(Data entries)
###

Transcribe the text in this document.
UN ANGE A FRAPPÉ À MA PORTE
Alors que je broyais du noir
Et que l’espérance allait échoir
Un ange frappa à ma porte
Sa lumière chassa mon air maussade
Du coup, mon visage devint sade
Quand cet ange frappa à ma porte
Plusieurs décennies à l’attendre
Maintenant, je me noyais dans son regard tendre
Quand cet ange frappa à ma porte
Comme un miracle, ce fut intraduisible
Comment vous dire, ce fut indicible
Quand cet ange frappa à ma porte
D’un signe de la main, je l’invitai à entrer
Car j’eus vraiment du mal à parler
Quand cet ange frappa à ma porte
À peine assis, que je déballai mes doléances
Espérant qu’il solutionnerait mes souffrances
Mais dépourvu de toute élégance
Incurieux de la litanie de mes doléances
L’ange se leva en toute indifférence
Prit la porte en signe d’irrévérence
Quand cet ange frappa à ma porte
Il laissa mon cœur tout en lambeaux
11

###

> [Written problem] Restate each record word for word.

> [Response]
Transcribe the text in this document.
UN ANGE A FRAPPÉ À MA PORTE
Alors que je broyais du noir
Et que l’espérance allait échoir
Un ange frappa à ma porte
Sa lumière chassa mon air maussade
Du coup, mon visage devint sade
Quand cet ange frappa à ma porte
Plusieurs décennies à l’attendre
Maintenant, je me noyais dans son regard tendre
Quand cet ange frappa à ma porte
Comme un miracle, ce fut intraduisible
Comment vous dire, ce fut indicible
Quand cet ange frappa à ma porte
D’un signe de la main, je l’invitai à entrer
Car j’eus vraiment du mal à parler
Quand cet ange frappa à ma porte
À peine assis, que je déballai mes doléances
Espérant qu’il solutionnerait mes souffrances
Mais dépourvu de toute élégance
Incurieux de la litanie de mes doléances
L’ange se leva en toute indifférence
Prit la porte en signe d’irrévérence
Quand cet ange frappa à ma porte
Il laissa mon cœur tout en lambeaux
11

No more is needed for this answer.